*MATERIAL SUPPLIED*
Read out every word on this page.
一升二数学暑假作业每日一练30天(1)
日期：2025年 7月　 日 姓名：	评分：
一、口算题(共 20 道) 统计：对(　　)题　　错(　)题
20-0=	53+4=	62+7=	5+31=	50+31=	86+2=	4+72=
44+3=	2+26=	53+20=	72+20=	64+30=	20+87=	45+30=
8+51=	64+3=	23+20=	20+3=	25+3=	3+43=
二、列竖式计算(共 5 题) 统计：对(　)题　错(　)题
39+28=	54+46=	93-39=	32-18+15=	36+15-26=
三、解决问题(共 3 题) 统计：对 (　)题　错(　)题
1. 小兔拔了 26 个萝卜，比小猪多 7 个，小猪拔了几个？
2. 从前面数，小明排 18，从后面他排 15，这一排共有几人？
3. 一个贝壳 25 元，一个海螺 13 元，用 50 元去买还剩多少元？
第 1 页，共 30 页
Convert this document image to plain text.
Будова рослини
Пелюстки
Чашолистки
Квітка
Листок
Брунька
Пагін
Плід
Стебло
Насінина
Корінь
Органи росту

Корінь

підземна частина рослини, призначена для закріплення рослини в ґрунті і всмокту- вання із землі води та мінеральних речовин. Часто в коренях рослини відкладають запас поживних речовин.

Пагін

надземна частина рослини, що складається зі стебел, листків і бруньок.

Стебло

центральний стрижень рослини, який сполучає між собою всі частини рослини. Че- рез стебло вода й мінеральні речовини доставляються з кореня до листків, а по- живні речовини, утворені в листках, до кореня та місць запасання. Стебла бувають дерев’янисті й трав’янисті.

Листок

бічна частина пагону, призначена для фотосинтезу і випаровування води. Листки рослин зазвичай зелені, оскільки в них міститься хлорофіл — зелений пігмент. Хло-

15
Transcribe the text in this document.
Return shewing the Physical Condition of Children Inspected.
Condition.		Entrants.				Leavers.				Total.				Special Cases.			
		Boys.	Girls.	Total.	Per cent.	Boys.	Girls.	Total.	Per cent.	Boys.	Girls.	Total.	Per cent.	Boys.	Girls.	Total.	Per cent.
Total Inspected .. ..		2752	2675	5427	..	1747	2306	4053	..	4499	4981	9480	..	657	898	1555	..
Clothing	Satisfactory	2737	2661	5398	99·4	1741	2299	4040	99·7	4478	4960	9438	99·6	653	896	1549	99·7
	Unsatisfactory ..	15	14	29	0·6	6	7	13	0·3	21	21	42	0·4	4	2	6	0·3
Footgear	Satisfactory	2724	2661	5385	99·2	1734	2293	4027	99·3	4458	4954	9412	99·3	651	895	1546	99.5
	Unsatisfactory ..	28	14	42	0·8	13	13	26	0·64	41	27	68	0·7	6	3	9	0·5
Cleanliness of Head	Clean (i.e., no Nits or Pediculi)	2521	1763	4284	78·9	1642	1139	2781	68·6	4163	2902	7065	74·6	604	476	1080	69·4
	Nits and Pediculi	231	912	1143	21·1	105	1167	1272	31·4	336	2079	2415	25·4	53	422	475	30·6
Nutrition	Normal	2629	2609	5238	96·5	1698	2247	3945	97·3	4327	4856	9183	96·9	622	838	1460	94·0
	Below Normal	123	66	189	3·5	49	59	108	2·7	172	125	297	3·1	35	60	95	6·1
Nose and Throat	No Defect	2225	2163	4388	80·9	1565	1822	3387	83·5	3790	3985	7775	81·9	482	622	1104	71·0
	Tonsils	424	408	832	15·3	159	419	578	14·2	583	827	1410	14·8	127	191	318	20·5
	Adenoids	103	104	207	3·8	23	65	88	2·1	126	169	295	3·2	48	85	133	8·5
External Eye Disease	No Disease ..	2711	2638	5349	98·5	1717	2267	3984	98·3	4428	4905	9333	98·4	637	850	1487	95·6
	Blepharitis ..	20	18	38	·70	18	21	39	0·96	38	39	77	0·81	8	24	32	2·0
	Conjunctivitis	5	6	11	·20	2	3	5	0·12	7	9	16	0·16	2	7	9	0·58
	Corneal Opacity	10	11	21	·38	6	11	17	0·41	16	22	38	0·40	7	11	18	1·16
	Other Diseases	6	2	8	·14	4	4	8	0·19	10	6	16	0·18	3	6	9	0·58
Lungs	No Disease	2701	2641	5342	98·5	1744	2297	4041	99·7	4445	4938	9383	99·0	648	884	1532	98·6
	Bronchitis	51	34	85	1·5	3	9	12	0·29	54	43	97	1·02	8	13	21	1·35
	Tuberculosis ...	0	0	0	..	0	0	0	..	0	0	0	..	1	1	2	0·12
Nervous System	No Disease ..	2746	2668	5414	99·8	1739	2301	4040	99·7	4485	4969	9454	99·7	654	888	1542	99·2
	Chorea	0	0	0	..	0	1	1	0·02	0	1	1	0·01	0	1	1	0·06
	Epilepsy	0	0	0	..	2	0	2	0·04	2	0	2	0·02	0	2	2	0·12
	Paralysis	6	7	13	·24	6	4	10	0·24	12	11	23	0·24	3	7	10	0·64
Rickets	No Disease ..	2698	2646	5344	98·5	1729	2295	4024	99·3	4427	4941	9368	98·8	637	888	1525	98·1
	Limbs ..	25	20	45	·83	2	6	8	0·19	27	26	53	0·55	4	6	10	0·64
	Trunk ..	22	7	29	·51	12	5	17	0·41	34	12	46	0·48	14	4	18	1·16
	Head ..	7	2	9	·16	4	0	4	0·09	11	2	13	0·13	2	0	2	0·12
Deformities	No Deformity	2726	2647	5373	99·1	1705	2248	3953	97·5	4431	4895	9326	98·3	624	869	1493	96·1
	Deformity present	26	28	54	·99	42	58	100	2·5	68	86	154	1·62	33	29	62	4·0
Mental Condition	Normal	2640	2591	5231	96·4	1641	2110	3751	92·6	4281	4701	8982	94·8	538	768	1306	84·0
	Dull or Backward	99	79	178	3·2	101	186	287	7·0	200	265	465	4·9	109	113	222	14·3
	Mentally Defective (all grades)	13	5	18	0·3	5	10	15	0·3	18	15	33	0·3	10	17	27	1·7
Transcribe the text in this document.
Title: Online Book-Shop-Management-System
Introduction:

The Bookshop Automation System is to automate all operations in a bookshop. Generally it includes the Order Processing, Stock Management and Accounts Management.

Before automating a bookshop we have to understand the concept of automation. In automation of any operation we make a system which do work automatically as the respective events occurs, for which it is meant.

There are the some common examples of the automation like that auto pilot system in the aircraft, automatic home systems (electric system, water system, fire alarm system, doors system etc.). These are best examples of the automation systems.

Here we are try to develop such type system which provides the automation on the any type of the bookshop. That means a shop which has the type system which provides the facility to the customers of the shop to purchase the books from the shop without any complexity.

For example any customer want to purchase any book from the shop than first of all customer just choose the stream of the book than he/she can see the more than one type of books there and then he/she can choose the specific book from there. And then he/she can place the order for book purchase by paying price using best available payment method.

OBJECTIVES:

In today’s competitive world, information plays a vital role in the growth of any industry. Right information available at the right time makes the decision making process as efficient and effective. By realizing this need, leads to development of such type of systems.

*TASK OBJECTIVE*
Lines from the records above that hold "Management" are the ones to list.

*RIGHT ANSWER*
Title: Online Book-Shop-Management-System
The Bookshop Automation System is to automate all operations in a bookshop. Generally it includes the Order Processing, Stock Management and Accounts Management.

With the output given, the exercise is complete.